[Dataset records]
#####

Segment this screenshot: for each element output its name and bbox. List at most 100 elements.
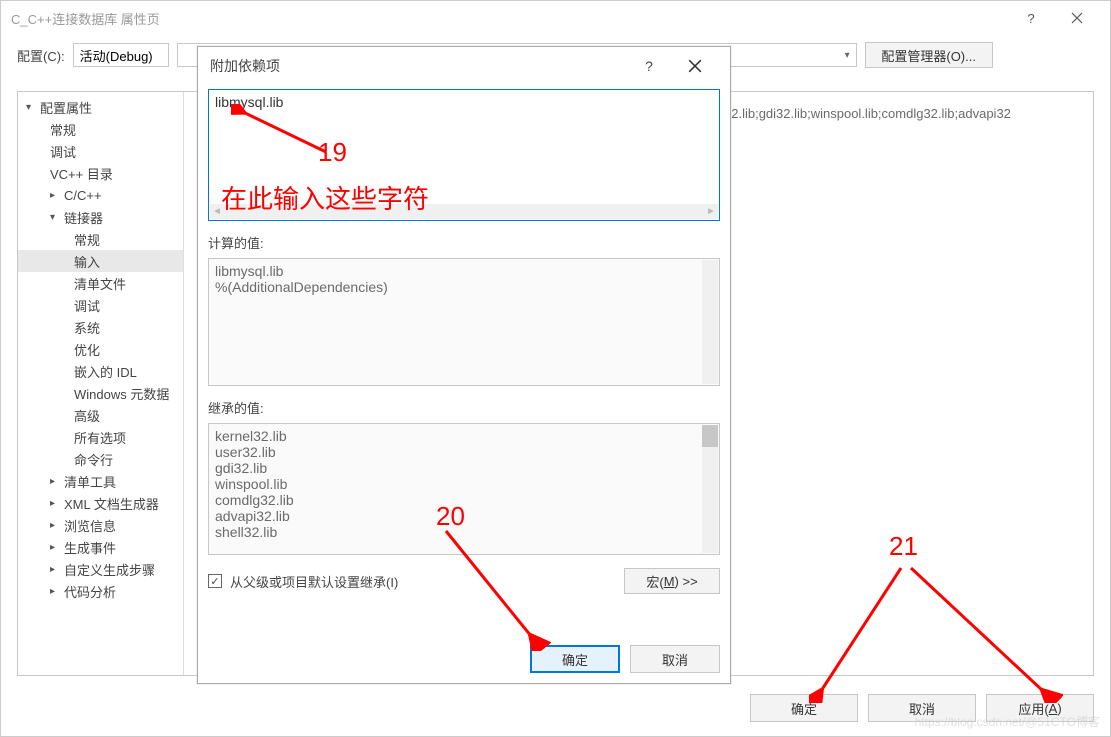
tree-item-label: 优化 (74, 340, 100, 359)
tree-item-label: 生成事件 (64, 538, 116, 557)
triangle-down-icon: ▾ (50, 212, 62, 223)
chevron-down-icon: ▾ (845, 50, 850, 61)
tree-item-label: 代码分析 (64, 582, 116, 601)
h-scrollbar[interactable]: ◄► (210, 204, 718, 219)
main-close-button[interactable] (1054, 1, 1100, 35)
main-ok-button[interactable]: 确定 (750, 694, 858, 722)
close-icon (1071, 12, 1083, 24)
inherit-checkbox-label: 从父级或项目默认设置继承(I) (230, 572, 616, 591)
modal-titlebar: 附加依赖项 ? (198, 47, 730, 85)
tree-item[interactable]: 调试 (18, 294, 183, 316)
tree-item-label: 浏览信息 (64, 516, 116, 535)
modal-body: libmysql.lib ◄► 计算的值: libmysql.lib%(Addi… (198, 85, 730, 635)
tree-item-label: 调试 (74, 296, 100, 315)
tree-item[interactable]: ▸清单工具 (18, 470, 183, 492)
computed-value-line: %(AdditionalDependencies) (215, 279, 713, 295)
modal-help-button[interactable]: ? (626, 50, 672, 82)
modal-close-button[interactable] (672, 50, 718, 82)
additional-deps-value: 32.lib;gdi32.lib;winspool.lib;comdlg32.l… (724, 106, 1011, 121)
tree-item[interactable]: 系统 (18, 316, 183, 338)
tree-item[interactable]: 命令行 (18, 448, 183, 470)
tree-item[interactable]: 高级 (18, 404, 183, 426)
inherited-value-line: gdi32.lib (215, 460, 713, 476)
tree-item[interactable]: 调试 (18, 140, 183, 162)
inherited-values-box: kernel32.libuser32.libgdi32.libwinspool.… (208, 423, 720, 555)
tree-item-label: 常规 (50, 120, 76, 139)
computed-value-line: libmysql.lib (215, 263, 713, 279)
inherit-checkbox[interactable]: ✓ (208, 574, 222, 588)
inherited-value-line: winspool.lib (215, 476, 713, 492)
inherited-label: 继承的值: (208, 398, 720, 417)
close-icon (688, 59, 702, 73)
modal-cancel-button[interactable]: 取消 (630, 645, 720, 673)
tree-item[interactable]: 常规 (18, 118, 183, 140)
additional-deps-dialog: 附加依赖项 ? libmysql.lib ◄► 计算的值: libmysql.l… (197, 46, 731, 684)
inherited-value-line: comdlg32.lib (215, 492, 713, 508)
macro-button[interactable]: 宏(M) >> (624, 568, 720, 594)
inherited-value-line: kernel32.lib (215, 428, 713, 444)
tree-item[interactable]: Windows 元数据 (18, 382, 183, 404)
v-scrollbar[interactable] (702, 260, 718, 384)
property-pages-window: C_C++连接数据库 属性页 ? 配置(C): 活动(Debug) ▾ 配置管理… (0, 0, 1111, 737)
tree-item[interactable]: ▸XML 文档生成器 (18, 492, 183, 514)
tree-item[interactable]: ▸浏览信息 (18, 514, 183, 536)
triangle-right-icon: ▸ (50, 498, 62, 509)
tree-item[interactable]: ▾链接器 (18, 206, 183, 228)
tree-item[interactable]: ▸代码分析 (18, 580, 183, 602)
config-combo-value: 活动(Debug) (80, 46, 162, 65)
tree-item-label: 清单文件 (74, 274, 126, 293)
tree-item-label: 常规 (74, 230, 100, 249)
tree-item-label: 嵌入的 IDL (74, 362, 137, 381)
tree-item-label: 输入 (74, 252, 100, 271)
tree-item-label: Windows 元数据 (74, 384, 169, 403)
tree-item-label: 高级 (74, 406, 100, 425)
tree-item[interactable]: 嵌入的 IDL (18, 360, 183, 382)
main-titlebar: C_C++连接数据库 属性页 ? (1, 1, 1110, 35)
v-scrollbar[interactable] (702, 425, 718, 553)
tree-item-label: 命令行 (74, 450, 113, 469)
triangle-right-icon: ▸ (50, 476, 62, 487)
main-window-title: C_C++连接数据库 属性页 (11, 9, 1008, 28)
tree-item[interactable]: 清单文件 (18, 272, 183, 294)
tree-item[interactable]: 优化 (18, 338, 183, 360)
deps-input-value: libmysql.lib (215, 94, 283, 110)
computed-values-box: libmysql.lib%(AdditionalDependencies) (208, 258, 720, 386)
inherited-value-line: advapi32.lib (215, 508, 713, 524)
tree-item-label: XML 文档生成器 (64, 494, 159, 513)
tree-item-label: 清单工具 (64, 472, 116, 491)
tree-item[interactable]: 输入 (18, 250, 183, 272)
tree-item-label: 链接器 (64, 208, 103, 227)
deps-input[interactable]: libmysql.lib ◄► (208, 89, 720, 221)
watermark: https://blog.csdn.net/@51CTO博客 (915, 713, 1100, 730)
modal-title: 附加依赖项 (210, 56, 626, 76)
triangle-right-icon: ▸ (50, 190, 62, 201)
computed-label: 计算的值: (208, 233, 720, 252)
config-combo[interactable]: 活动(Debug) (73, 43, 169, 67)
tree-item-label: C/C++ (64, 188, 102, 203)
tree-item[interactable]: VC++ 目录 (18, 162, 183, 184)
triangle-right-icon: ▸ (50, 586, 62, 597)
inherited-value-line: shell32.lib (215, 524, 713, 540)
triangle-down-icon: ▾ (26, 102, 38, 113)
tree-item[interactable]: ▸自定义生成步骤 (18, 558, 183, 580)
tree-item-label: VC++ 目录 (50, 164, 113, 183)
modal-ok-button[interactable]: 确定 (530, 645, 620, 673)
inherit-checkbox-row: ✓ 从父级或项目默认设置继承(I) 宏(M) >> (208, 561, 720, 601)
tree-item[interactable]: 所有选项 (18, 426, 183, 448)
tree-item[interactable]: ▸生成事件 (18, 536, 183, 558)
tree-item[interactable]: ▾配置属性 (18, 96, 183, 118)
modal-footer: 确定 取消 (198, 635, 730, 683)
tree-item[interactable]: ▸C/C++ (18, 184, 183, 206)
config-manager-button[interactable]: 配置管理器(O)... (865, 42, 993, 68)
tree-item-label: 系统 (74, 318, 100, 337)
triangle-right-icon: ▸ (50, 564, 62, 575)
tree-item[interactable]: 常规 (18, 228, 183, 250)
tree-item-label: 配置属性 (40, 98, 92, 117)
tree-item-label: 所有选项 (74, 428, 126, 447)
inherited-value-line: user32.lib (215, 444, 713, 460)
config-tree[interactable]: ▾配置属性常规调试VC++ 目录▸C/C++▾链接器常规输入清单文件调试系统优化… (18, 92, 184, 675)
config-label: 配置(C): (17, 46, 65, 65)
main-help-button[interactable]: ? (1008, 1, 1054, 35)
tree-item-label: 调试 (50, 142, 76, 161)
tree-item-label: 自定义生成步骤 (64, 560, 155, 579)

#####

Please collect and copy every line of the listing above that contains the string "所有选项".

## Solution for this exercise
tree-item[interactable]: 所有选项 (18, 426, 183, 448)
tree-item-label: 所有选项 (74, 428, 126, 447)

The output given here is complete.